## [Directive]
Restate every entry word for word.
** start Provided information **
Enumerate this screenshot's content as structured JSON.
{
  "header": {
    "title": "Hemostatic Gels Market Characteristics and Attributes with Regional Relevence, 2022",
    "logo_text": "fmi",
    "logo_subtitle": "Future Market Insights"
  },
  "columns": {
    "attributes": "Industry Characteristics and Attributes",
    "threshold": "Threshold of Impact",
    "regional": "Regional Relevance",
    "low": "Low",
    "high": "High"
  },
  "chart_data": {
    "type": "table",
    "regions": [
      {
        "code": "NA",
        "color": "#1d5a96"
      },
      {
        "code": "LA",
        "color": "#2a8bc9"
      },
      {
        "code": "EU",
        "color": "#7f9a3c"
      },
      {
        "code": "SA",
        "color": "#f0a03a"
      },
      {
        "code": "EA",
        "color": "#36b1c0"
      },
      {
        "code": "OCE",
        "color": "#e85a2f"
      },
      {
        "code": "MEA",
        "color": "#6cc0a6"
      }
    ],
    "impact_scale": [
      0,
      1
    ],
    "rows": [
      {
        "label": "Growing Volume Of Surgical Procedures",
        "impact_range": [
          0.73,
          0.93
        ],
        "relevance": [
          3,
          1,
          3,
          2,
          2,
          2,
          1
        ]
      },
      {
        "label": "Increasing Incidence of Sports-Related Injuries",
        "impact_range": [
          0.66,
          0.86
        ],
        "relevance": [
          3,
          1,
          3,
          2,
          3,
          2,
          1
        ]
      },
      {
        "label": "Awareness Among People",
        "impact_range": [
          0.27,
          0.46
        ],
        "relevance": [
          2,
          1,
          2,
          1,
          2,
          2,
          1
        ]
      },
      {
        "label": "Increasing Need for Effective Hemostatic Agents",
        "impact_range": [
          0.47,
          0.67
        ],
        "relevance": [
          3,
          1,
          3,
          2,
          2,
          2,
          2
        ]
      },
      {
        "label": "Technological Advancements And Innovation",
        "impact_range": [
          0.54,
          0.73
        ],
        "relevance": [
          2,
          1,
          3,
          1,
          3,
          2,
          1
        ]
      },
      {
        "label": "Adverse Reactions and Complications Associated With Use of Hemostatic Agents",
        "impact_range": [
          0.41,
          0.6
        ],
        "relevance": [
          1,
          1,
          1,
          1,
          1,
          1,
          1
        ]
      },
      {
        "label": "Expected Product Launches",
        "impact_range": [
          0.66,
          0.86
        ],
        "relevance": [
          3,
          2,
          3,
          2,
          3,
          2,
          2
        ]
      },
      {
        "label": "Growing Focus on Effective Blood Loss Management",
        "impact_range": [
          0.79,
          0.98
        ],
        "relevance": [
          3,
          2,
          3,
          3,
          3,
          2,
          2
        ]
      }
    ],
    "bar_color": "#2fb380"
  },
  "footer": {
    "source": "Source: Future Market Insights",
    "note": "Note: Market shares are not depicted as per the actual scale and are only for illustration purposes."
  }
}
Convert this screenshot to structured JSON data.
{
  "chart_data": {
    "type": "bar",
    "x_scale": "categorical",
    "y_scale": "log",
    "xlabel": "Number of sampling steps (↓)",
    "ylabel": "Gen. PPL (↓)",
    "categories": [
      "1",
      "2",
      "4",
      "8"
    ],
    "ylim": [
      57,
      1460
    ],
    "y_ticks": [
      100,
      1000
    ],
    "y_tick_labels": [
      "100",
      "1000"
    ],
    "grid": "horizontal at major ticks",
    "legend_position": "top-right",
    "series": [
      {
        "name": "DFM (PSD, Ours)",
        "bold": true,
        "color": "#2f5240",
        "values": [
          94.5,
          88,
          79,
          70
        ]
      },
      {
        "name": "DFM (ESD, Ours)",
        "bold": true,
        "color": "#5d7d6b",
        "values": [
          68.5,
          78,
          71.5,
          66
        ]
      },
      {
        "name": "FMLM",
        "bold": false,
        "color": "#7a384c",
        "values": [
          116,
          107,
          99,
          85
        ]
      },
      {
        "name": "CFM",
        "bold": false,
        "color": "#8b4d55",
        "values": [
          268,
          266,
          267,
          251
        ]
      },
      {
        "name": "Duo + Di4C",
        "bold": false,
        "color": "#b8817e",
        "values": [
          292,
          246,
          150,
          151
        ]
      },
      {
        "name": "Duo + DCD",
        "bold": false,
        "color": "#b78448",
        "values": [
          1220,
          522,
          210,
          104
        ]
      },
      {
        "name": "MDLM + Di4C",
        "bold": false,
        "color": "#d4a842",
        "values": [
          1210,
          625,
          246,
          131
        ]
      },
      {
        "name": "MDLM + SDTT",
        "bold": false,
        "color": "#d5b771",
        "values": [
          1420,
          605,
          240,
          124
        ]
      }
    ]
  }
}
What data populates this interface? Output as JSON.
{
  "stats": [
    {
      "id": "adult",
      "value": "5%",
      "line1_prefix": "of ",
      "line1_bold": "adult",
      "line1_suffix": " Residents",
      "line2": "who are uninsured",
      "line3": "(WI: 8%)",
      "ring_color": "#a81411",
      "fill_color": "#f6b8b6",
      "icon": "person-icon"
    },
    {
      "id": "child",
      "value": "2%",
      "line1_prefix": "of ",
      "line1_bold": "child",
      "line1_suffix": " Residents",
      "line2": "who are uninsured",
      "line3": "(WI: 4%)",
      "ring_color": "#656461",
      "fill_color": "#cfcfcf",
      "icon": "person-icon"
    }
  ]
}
** end Provided information **
## [Worked solution]
Enumerate this screenshot's content as structured JSON.
{
  "header": {
    "title": "Hemostatic Gels Market Characteristics and Attributes with Regional Relevence, 2022",
    "logo_text": "fmi",
    "logo_subtitle": "Future Market Insights"
  },
  "columns": {
    "attributes": "Industry Characteristics and Attributes",
    "threshold": "Threshold of Impact",
    "regional": "Regional Relevance",
    "low": "Low",
    "high": "High"
  },
  "chart_data": {
    "type": "table",
    "regions": [
      {
        "code": "NA",
        "color": "#1d5a96"
      },
      {
        "code": "LA",
        "color": "#2a8bc9"
      },
      {
        "code": "EU",
        "color": "#7f9a3c"
      },
      {
        "code": "SA",
        "color": "#f0a03a"
      },
      {
        "code": "EA",
        "color": "#36b1c0"
      },
      {
        "code": "OCE",
        "color": "#e85a2f"
      },
      {
        "code": "MEA",
        "color": "#6cc0a6"
      }
    ],
    "impact_scale": [
      0,
      1
    ],
    "rows": [
      {
        "label": "Growing Volume Of Surgical Procedures",
        "impact_range": [
          0.73,
          0.93
        ],
        "relevance": [
          3,
          1,
          3,
          2,
          2,
          2,
          1
        ]
      },
      {
        "label": "Increasing Incidence of Sports-Related Injuries",
        "impact_range": [
          0.66,
          0.86
        ],
        "relevance": [
          3,
          1,
          3,
          2,
          3,
          2,
          1
        ]
      },
      {
        "label": "Awareness Among People",
        "impact_range": [
          0.27,
          0.46
        ],
        "relevance": [
          2,
          1,
          2,
          1,
          2,
          2,
          1
        ]
      },
      {
        "label": "Increasing Need for Effective Hemostatic Agents",
        "impact_range": [
          0.47,
          0.67
        ],
        "relevance": [
          3,
          1,
          3,
          2,
          2,
          2,
          2
        ]
      },
      {
        "label": "Technological Advancements And Innovation",
        "impact_range": [
          0.54,
          0.73
        ],
        "relevance": [
          2,
          1,
          3,
          1,
          3,
          2,
          1
        ]
      },
      {
        "label": "Adverse Reactions and Complications Associated With Use of Hemostatic Agents",
        "impact_range": [
          0.41,
          0.6
        ],
        "relevance": [
          1,
          1,
          1,
          1,
          1,
          1,
          1
        ]
      },
      {
        "label": "Expected Product Launches",
        "impact_range": [
          0.66,
          0.86
        ],
        "relevance": [
          3,
          2,
          3,
          2,
          3,
          2,
          2
        ]
      },
      {
        "label": "Growing Focus on Effective Blood Loss Management",
        "impact_range": [
          0.79,
          0.98
        ],
        "relevance": [
          3,
          2,
          3,
          3,
          3,
          2,
          2
        ]
      }
    ],
    "bar_color": "#2fb380"
  },
  "footer": {
    "source": "Source: Future Market Insights",
    "note": "Note: Market shares are not depicted as per the actual scale and are only for illustration purposes."
  }
}
Convert this screenshot to structured JSON data.
{
  "chart_data": {
    "type": "bar",
    "x_scale": "categorical",
    "y_scale": "log",
    "xlabel": "Number of sampling steps (↓)",
    "ylabel": "Gen. PPL (↓)",
    "categories": [
      "1",
      "2",
      "4",
      "8"
    ],
    "ylim": [
      57,
      1460
    ],
    "y_ticks": [
      100,
      1000
    ],
    "y_tick_labels": [
      "100",
      "1000"
    ],
    "grid": "horizontal at major ticks",
    "legend_position": "top-right",
    "series": [
      {
        "name": "DFM (PSD, Ours)",
        "bold": true,
        "color": "#2f5240",
        "values": [
          94.5,
          88,
          79,
          70
        ]
      },
      {
        "name": "DFM (ESD, Ours)",
        "bold": true,
        "color": "#5d7d6b",
        "values": [
          68.5,
          78,
          71.5,
          66
        ]
      },
      {
        "name": "FMLM",
        "bold": false,
        "color": "#7a384c",
        "values": [
          116,
          107,
          99,
          85
        ]
      },
      {
        "name": "CFM",
        "bold": false,
        "color": "#8b4d55",
        "values": [
          268,
          266,
          267,
          251
        ]
      },
      {
        "name": "Duo + Di4C",
        "bold": false,
        "color": "#b8817e",
        "values": [
          292,
          246,
          150,
          151
        ]
      },
      {
        "name": "Duo + DCD",
        "bold": false,
        "color": "#b78448",
        "values": [
          1220,
          522,
          210,
          104
        ]
      },
      {
        "name": "MDLM + Di4C",
        "bold": false,
        "color": "#d4a842",
        "values": [
          1210,
          625,
          246,
          131
        ]
      },
      {
        "name": "MDLM + SDTT",
        "bold": false,
        "color": "#d5b771",
        "values": [
          1420,
          605,
          240,
          124
        ]
      }
    ]
  }
}
What data populates this interface? Output as JSON.
{
  "stats": [
    {
      "id": "adult",
      "value": "5%",
      "line1_prefix": "of ",
      "line1_bold": "adult",
      "line1_suffix": " Residents",
      "line2": "who are uninsured",
      "line3": "(WI: 8%)",
      "ring_color": "#a81411",
      "fill_color": "#f6b8b6",
      "icon": "person-icon"
    },
    {
      "id": "child",
      "value": "2%",
      "line1_prefix": "of ",
      "line1_bold": "child",
      "line1_suffix": " Residents",
      "line2": "who are uninsured",
      "line3": "(WI: 4%)",
      "ring_color": "#656461",
      "fill_color": "#cfcfcf",
      "icon": "person-icon"
    }
  ]
}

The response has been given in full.